# EXCERPT TO READ

EUR/USD and GBP/USD: EUR and GBP losing steam ahead of Fed's policy meeting

Today market participants found out the news with the startling headline. The EU has filed a lawsuit against AstraZeneca. The news is not about the lawsuit due to safety concerns of its vaccine. The EU authorities are suing the British drugmaker because of its non-commitment to the contract for the vaccine delivery to EU countries. At the press conference, the EU representative stated that some of the contract obligations had not been fulfilled properly on AstraZeneca side as the company failed to work out a reliable logistic chain to ensure non-stop deliveries.

European Commission President Ursula von der Leyen tweeted: "Vaccination has helped us beat many diseases. Today, at the start of European Immunization Week, we reached 129 million vaccinations in EU. We'll have enough doses to have 70% of adults vaccinated in July."

Amid the fundamental background today, EUR lost some steam following the IFO business climate report for Germany. The business confidence index improved slightly in April with the actual score worse than expected. This is directly related to restrictions on businesses due to the coronavirus pandemic. Such lockdown measures were in force across the country in March – April. Complicated supplies are also to blame for the downbeat morale among German entrepreneurs. IFO experts said that the business confidence index inched up to 96.8 in April from 96.6 in March, much weaker than expected 97.8. All in all, experts warn that Germany's economy has to face a tough challenge in the first half of the year. Analysts expect to see the green shoots of recovery not until Q3 2021. The current assessment index came in at 94.1 versus 93.1 in the previous month. The forecast was for 94.4. At the same time, the index of economic expectations declined to 99.5 from 100.2 from a month ago. The economists had projected the indicator at 101.3.

EUR/USD and GBP/USD: EUR and GBP losing steam ahead of Fed's policy meeting

The technical picture of EUR/USD has not changed a lot since a failed attempt of the buyers to push ahead with the uptrend. The bulls have an important task to protect support of 1.2090 because it will determine further developments. If the currency pair closes below this level on Monday, the bears could regain control over the market. In this case, risky assets will come under pressure that will push EUR/USD towards 1.2050, the middle of the sideways channel of the last week. If the price breaks out this level and sinks even deeper, this will terminate the bullish prospects of EUR/USD. Alternatively, if the buyers manage to protect support of 1.2090, traders will shift focus towards US economic data. It will be difficult to predict the market response to this data. If resistance of 1.2140 is broken, EUR/USD will be able to climb as high as 1.2190 and even to 1.2240.

GBP

Today the pound sterling has made some attempts to grow from 1.3892. Eventually, the buyers had bad luck. GBP reinforced in the European session on Monday. Bank of England Deputy Governor Ben Broadbent noted that the UK economy is set for a very rapid recovery at least in the second half of the year. Though his remarks did not come as a surprise, GBP responded with optimism to his interview at Telegraph. Broadbent said in the interview that there has been "less of a disinflationary effect" as households have also switched spending into other areas. The UK evidently can boast its progress in the mass vaccination as more than half of the population had been provided with at least one jab of the vaccine. The UK economy is going to forge ahead with gradual lifting lockdown measures. So, traders have weighty arguments to increase long positions on the pound sterling.

When it comes to the technical picture on GBP/USD, a further situation will depend on who will manage to grab the level of 1.3890. If the bulls win over this level, I foresee a further growth of GBP/USD towards highs at 1.3945 with prospects to climbing back to levels above 1.4000. Alternatively, if the bears manage to push the pair below 1.3890 at the end of the day, GBP will come under pressure ahead of a policy meeting of the Federal Reserve. This will lead to a plunge of the trading instrument towards lows at 1.3835 and 1.3790.

# PROVIDED MATERIAL
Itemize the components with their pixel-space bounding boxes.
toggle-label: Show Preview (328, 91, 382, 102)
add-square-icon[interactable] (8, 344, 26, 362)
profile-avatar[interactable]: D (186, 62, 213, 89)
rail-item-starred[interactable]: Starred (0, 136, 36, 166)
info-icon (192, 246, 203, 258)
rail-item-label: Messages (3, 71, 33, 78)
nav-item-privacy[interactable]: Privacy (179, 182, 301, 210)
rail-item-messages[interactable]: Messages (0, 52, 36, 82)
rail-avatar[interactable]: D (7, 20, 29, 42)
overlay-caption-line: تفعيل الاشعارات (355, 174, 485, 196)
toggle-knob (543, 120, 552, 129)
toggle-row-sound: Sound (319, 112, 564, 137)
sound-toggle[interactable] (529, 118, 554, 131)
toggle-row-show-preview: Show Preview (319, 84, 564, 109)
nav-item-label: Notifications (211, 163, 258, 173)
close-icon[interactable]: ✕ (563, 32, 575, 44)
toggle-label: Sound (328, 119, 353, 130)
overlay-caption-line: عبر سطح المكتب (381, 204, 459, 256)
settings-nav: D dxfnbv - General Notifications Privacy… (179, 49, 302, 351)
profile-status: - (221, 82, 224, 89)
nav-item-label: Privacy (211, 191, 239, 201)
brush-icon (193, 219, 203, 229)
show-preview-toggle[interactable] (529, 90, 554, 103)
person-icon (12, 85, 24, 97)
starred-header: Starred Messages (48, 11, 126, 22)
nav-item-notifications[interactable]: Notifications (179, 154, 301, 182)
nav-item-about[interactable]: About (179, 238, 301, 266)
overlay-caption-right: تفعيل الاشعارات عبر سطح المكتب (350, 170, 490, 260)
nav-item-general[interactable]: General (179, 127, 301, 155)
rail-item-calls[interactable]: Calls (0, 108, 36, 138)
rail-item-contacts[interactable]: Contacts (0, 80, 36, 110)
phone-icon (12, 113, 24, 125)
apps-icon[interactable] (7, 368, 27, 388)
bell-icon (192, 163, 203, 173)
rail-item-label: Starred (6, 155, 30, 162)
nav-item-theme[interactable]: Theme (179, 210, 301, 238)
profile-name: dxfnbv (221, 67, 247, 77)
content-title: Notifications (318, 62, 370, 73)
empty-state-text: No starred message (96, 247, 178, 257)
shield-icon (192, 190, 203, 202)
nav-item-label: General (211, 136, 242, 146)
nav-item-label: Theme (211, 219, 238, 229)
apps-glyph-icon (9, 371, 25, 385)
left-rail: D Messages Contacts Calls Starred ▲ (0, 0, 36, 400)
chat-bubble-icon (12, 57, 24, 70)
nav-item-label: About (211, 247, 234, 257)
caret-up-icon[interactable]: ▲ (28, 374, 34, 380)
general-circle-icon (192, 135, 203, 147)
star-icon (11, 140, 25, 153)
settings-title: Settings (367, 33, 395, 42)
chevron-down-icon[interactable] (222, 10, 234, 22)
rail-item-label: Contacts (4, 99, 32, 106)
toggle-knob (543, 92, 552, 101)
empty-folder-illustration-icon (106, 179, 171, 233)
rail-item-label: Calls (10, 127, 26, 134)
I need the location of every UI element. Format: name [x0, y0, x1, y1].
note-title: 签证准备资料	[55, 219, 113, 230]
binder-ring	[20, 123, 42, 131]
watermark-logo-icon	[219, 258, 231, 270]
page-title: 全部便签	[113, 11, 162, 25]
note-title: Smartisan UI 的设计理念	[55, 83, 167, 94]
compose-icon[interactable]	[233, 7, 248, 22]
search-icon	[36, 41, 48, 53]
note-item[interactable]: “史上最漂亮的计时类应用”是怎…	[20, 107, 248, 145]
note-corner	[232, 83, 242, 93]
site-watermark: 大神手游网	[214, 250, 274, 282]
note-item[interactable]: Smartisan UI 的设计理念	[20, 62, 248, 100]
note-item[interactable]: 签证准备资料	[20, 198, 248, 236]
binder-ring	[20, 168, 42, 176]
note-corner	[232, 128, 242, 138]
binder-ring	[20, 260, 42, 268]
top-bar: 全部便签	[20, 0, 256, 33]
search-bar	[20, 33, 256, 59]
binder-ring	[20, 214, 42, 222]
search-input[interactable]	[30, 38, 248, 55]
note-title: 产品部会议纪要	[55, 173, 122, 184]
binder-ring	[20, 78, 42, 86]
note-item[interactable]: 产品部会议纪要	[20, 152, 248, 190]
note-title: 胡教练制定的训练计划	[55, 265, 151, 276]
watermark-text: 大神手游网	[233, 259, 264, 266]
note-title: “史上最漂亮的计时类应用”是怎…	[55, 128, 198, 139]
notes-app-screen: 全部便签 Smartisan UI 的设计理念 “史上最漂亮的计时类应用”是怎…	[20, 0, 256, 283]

# WORK REQUEST A
Extract the passage of the currency market article between "The technical picture of" and "even to 1.2240.", inclusive.
# WORK REQUEST B
According to the currency market article, what value did Germany's IFO business confidence index reach in April?

# EXERCISE OUTPUT A
The technical picture of EUR/USD has not changed a lot since a failed attempt of the buyers to push ahead with the uptrend. The bulls have an important task to protect support of 1.2090 because it will determine further developments. If the currency pair closes below this level on Monday, the bears could regain control over the market. In this case, risky assets will come under pressure that will push EUR/USD towards 1.2050, the middle of the sideways channel of the last week. If the price breaks out this level and sinks even deeper, this will terminate the bullish prospects of EUR/USD. Alternatively, if the buyers manage to protect support of 1.2090, traders will shift focus towards US economic data. It will be difficult to predict the market response to this data. If resistance of 1.2140 is broken, EUR/USD will be able to climb as high as 1.2190 and even to 1.2240.

# EXERCISE OUTPUT B
It reached 96.8, up from 96.6 in March.